*INSTRUCTIONS TO FOLLOW*: Copy the records below verbatim, from the first line up to and including the line that contains "result-source: indaily.com.au <box>347".

*DATA EXCERPTS*:
━━━━━━━━━━

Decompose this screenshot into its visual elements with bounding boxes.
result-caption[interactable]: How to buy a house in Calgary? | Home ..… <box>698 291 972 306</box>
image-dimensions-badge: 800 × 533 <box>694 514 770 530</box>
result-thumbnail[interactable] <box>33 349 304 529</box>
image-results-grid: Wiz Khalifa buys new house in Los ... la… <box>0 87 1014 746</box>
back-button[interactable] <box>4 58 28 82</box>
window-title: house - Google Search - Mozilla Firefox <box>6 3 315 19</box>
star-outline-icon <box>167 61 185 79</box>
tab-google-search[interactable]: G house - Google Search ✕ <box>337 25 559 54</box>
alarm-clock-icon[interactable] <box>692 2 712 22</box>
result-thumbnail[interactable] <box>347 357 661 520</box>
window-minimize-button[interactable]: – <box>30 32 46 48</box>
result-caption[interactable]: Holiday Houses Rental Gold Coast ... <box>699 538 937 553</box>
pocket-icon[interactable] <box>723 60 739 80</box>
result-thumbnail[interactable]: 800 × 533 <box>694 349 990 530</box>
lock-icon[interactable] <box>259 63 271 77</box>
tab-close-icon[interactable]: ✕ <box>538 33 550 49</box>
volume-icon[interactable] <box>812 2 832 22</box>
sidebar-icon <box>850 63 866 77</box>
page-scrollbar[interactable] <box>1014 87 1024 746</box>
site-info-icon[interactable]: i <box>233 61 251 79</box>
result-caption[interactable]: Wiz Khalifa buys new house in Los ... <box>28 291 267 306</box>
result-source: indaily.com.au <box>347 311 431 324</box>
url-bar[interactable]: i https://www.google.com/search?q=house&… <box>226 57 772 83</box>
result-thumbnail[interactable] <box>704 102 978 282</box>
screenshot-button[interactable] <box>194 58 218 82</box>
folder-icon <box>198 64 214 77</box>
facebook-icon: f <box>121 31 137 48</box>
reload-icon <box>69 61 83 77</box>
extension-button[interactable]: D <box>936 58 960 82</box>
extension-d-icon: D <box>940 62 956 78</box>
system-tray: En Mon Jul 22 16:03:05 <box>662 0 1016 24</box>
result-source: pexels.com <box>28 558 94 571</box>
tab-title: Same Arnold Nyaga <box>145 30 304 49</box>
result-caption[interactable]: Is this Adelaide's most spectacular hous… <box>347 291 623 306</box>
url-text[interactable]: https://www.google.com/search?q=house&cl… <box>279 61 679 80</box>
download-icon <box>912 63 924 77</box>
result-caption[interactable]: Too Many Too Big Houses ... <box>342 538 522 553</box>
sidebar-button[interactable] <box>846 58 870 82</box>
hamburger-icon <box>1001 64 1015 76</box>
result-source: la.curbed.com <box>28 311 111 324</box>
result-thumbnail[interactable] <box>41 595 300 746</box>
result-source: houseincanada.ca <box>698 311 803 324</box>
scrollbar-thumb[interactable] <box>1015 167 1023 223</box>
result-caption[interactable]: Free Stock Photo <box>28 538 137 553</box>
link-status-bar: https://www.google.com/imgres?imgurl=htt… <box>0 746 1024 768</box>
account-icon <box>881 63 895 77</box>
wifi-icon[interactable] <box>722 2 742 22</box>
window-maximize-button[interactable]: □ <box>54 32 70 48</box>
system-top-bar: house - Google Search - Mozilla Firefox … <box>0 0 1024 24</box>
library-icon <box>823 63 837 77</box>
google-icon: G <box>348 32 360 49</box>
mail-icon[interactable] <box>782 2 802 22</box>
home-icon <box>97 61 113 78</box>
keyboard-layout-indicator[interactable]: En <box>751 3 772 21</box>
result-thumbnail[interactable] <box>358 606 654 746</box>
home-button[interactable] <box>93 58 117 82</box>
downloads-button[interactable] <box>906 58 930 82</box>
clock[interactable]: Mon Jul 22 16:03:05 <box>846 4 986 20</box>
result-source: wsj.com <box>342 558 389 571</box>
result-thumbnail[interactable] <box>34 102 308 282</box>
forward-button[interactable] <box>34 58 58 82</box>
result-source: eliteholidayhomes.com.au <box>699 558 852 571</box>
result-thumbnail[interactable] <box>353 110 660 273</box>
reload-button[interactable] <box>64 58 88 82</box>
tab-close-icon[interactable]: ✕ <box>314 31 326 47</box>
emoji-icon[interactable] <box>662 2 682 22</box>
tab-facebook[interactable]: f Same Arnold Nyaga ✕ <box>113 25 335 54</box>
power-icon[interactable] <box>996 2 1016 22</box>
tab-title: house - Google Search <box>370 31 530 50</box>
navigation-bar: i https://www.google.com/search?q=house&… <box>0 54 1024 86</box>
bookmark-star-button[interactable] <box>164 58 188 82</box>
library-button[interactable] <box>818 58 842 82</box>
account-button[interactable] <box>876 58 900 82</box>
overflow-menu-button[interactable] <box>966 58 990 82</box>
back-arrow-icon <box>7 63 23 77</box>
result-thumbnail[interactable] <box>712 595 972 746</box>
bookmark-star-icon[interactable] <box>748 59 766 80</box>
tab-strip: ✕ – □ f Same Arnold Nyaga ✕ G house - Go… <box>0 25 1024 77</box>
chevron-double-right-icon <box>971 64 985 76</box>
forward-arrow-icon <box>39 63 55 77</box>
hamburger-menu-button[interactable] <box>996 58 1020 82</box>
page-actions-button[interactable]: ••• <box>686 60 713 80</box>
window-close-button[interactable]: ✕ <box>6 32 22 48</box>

━━━━━━━━━━

*RESPONSE TO THIS TASK*:
Decompose this screenshot into its visual elements with bounding boxes.
result-caption[interactable]: How to buy a house in Calgary? | Home ..… <box>698 291 972 306</box>
image-dimensions-badge: 800 × 533 <box>694 514 770 530</box>
result-thumbnail[interactable] <box>33 349 304 529</box>
image-results-grid: Wiz Khalifa buys new house in Los ... la… <box>0 87 1014 746</box>
back-button[interactable] <box>4 58 28 82</box>
window-title: house - Google Search - Mozilla Firefox <box>6 3 315 19</box>
star-outline-icon <box>167 61 185 79</box>
tab-google-search[interactable]: G house - Google Search ✕ <box>337 25 559 54</box>
alarm-clock-icon[interactable] <box>692 2 712 22</box>
result-thumbnail[interactable] <box>347 357 661 520</box>
window-minimize-button[interactable]: – <box>30 32 46 48</box>
result-caption[interactable]: Holiday Houses Rental Gold Coast ... <box>699 538 937 553</box>
pocket-icon[interactable] <box>723 60 739 80</box>
result-thumbnail[interactable]: 800 × 533 <box>694 349 990 530</box>
lock-icon[interactable] <box>259 63 271 77</box>
tab-close-icon[interactable]: ✕ <box>538 33 550 49</box>
volume-icon[interactable] <box>812 2 832 22</box>
sidebar-icon <box>850 63 866 77</box>
page-scrollbar[interactable] <box>1014 87 1024 746</box>
site-info-icon[interactable]: i <box>233 61 251 79</box>
result-caption[interactable]: Wiz Khalifa buys new house in Los ... <box>28 291 267 306</box>
result-source: indaily.com.au <box>347 311 431 324</box>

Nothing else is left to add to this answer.